**Extracted material:**

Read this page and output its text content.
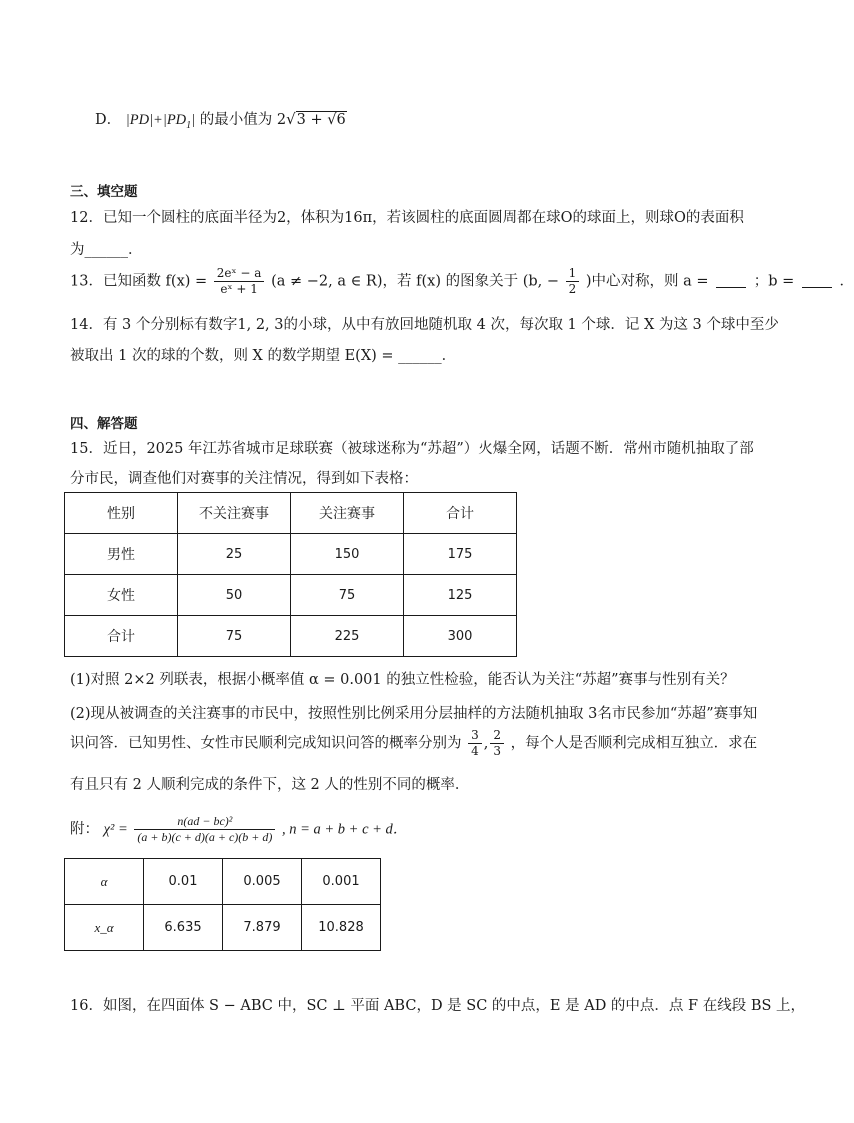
D． $|PD|+|PD_1|$ 的最小值为 2√3 + √6
三、填空题
12．已知一个圆柱的底面半径为2，体积为16π，若该圆柱的底面圆周都在球O的球面上，则球O的表面积
为______．
13．已知函数 $f(x) = \frac{\text{2eˣ − a}}{\text{eˣ + 1}} (a \ne -2$, a ∈ R)，若 f(x) 的图象关于 (b, − $\frac{1}{2}$ )中心对称，则 a =	；b =	．
14．有 3 个分别标有数字1, 2, 3的小球，从中有放回地随机取 4 次，每次取 1 个球．记 X 为这 3 个球中至少
被取出 1 次的球的个数，则 X 的数学期望 E(X) = ______．
四、解答题
15．近日，2025 年江苏省城市足球联赛（被球迷称为“苏超”）火爆全网，话题不断．常州市随机抽取了部
分市民，调查他们对赛事的关注情况，得到如下表格：
性别	不关注赛事	关注赛事	合计
男性	25	150	175
女性	50	75	125
合计	75	225	300
(1)对照 2×2 列联表，根据小概率值 α = 0.001 的独立性检验，能否认为关注“苏超”赛事与性别有关？
(2)现从被调查的关注赛事的市民中，按照性别比例采用分层抽样的方法随机抽取 3名市民参加“苏超”赛事知
识问答．已知男性、女性市民顺利完成知识问答的概率分别为 $\frac{3}{4}$ , $\frac{2}{3}$ ，每个人是否顺利完成相互独立．求在
有且只有 2 人顺利完成的条件下，这 2 人的性别不同的概率．
附： $\chi^2 = \frac{\text{n(ad − bc)²}}{(a + b)(c + d)(a + c)(b + d)}$ , n = a + b + c + d．
α	0.01	0.005	0.001
x_α	6.635	7.879	10.828
16．如图，在四面体 S − ABC 中，SC ⊥ 平面 ABC，D 是 SC 的中点，E 是 AD 的中点．点 F 在线段 BS 上，
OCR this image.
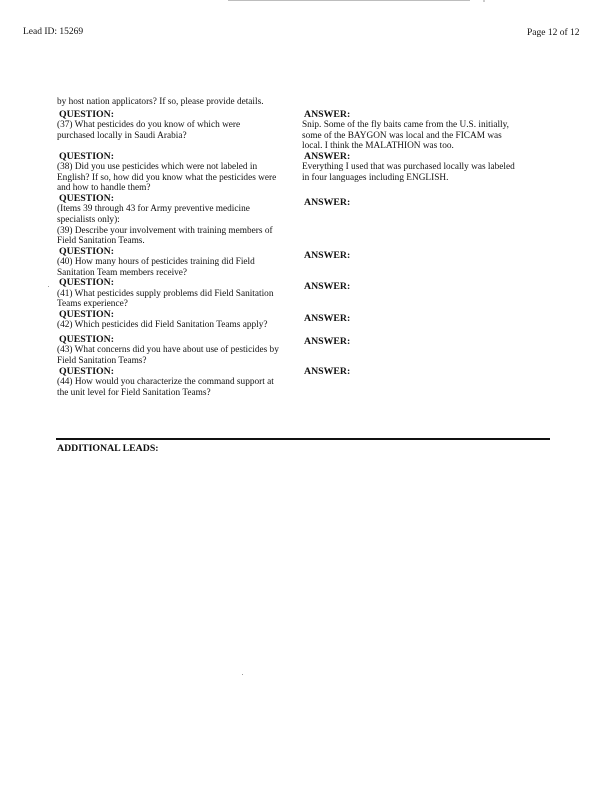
Lead ID: 15269	Page 12 of 12
by host nation applicators? If so, please provide details.
QUESTION:
(37) What pesticides do you know of which were
purchased locally in Saudi Arabia?
ANSWER:
Snip. Some of the fly baits came from the U.S. initially,
some of the BAYGON was local and the FICAM was
local. I think the MALATHION was too.
QUESTION:
(38) Did you use pesticides which were not labeled in
English? If so, how did you know what the pesticides were
and how to handle them?
ANSWER:
Everything I used that was purchased locally was labeled
in four languages including ENGLISH.
QUESTION:
(Items 39 through 43 for Army preventive medicine
specialists only):
(39) Describe your involvement with training members of
Field Sanitation Teams.
ANSWER:
QUESTION:
(40) How many hours of pesticides training did Field
Sanitation Team members receive?
ANSWER:
QUESTION:
(41) What pesticides supply problems did Field Sanitation
Teams experience?
ANSWER:
QUESTION:
(42) Which pesticides did Field Sanitation Teams apply?
ANSWER:
QUESTION:
(43) What concerns did you have about use of pesticides by
Field Sanitation Teams?
ANSWER:
QUESTION:
(44) How would you characterize the command support at
the unit level for Field Sanitation Teams?
ANSWER:
ADDITIONAL LEADS:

**Problem to solve:** Output all of the data exactly as it stands, minus any images.

**Written solution:**
Read this page and output its text content.
D． $|PD|+|PD_1|$ 的最小值为 2√3 + √6
三、填空题
12．已知一个圆柱的底面半径为2，体积为16π，若该圆柱的底面圆周都在球O的球面上，则球O的表面积
为______．
13．已知函数 $f(x) = \frac{\text{2eˣ − a}}{\text{eˣ + 1}} (a \ne -2$, a ∈ R)，若 f(x) 的图象关于 (b, − $\frac{1}{2}$ )中心对称，则 a =	；b =	．
14．有 3 个分别标有数字1, 2, 3的小球，从中有放回地随机取 4 次，每次取 1 个球．记 X 为这 3 个球中至少
被取出 1 次的球的个数，则 X 的数学期望 E(X) = ______．
四、解答题
15．近日，2025 年江苏省城市足球联赛（被球迷称为“苏超”）火爆全网，话题不断．常州市随机抽取了部
分市民，调查他们对赛事的关注情况，得到如下表格：
性别	不关注赛事	关注赛事	合计
男性	25	150	175
女性	50	75	125
合计	75	225	300
(1)对照 2×2 列联表，根据小概率值 α = 0.001 的独立性检验，能否认为关注“苏超”赛事与性别有关？
(2)现从被调查的关注赛事的市民中，按照性别比例采用分层抽样的方法随机抽取 3名市民参加“苏超”赛事知
识问答．已知男性、女性市民顺利完成知识问答的概率分别为 $\frac{3}{4}$ , $\frac{2}{3}$ ，每个人是否顺利完成相互独立．求在
有且只有 2 人顺利完成的条件下，这 2 人的性别不同的概率．
附： $\chi^2 = \frac{\text{n(ad − bc)²}}{(a + b)(c + d)(a + c)(b + d)}$ , n = a + b + c + d．
α	0.01	0.005	0.001
x_α	6.635	7.879	10.828
16．如图，在四面体 S − ABC 中，SC ⊥ 平面 ABC，D 是 SC 的中点，E 是 AD 的中点．点 F 在线段 BS 上，
OCR this image.
Lead ID: 15269	Page 12 of 12
by host nation applicators? If so, please provide details.
QUESTION:
(37) What pesticides do you know of which were
purchased locally in Saudi Arabia?
ANSWER:
Snip. Some of the fly baits came from the U.S. initially,
some of the BAYGON was local and the FICAM was
local. I think the MALATHION was too.
QUESTION:
(38) Did you use pesticides which were not labeled in
English? If so, how did you know what the pesticides were
and how to handle them?
ANSWER:
Everything I used that was purchased locally was labeled
in four languages including ENGLISH.
QUESTION:
(Items 39 through 43 for Army preventive medicine
specialists only):
(39) Describe your involvement with training members of
Field Sanitation Teams.
ANSWER:
QUESTION:
(40) How many hours of pesticides training did Field
Sanitation Team members receive?
ANSWER:
QUESTION:
(41) What pesticides supply problems did Field Sanitation
Teams experience?
ANSWER:
QUESTION:
(42) Which pesticides did Field Sanitation Teams apply?
ANSWER:
QUESTION:
(43) What concerns did you have about use of pesticides by
Field Sanitation Teams?
ANSWER:
QUESTION:
(44) How would you characterize the command support at
the unit level for Field Sanitation Teams?
ANSWER:
ADDITIONAL LEADS:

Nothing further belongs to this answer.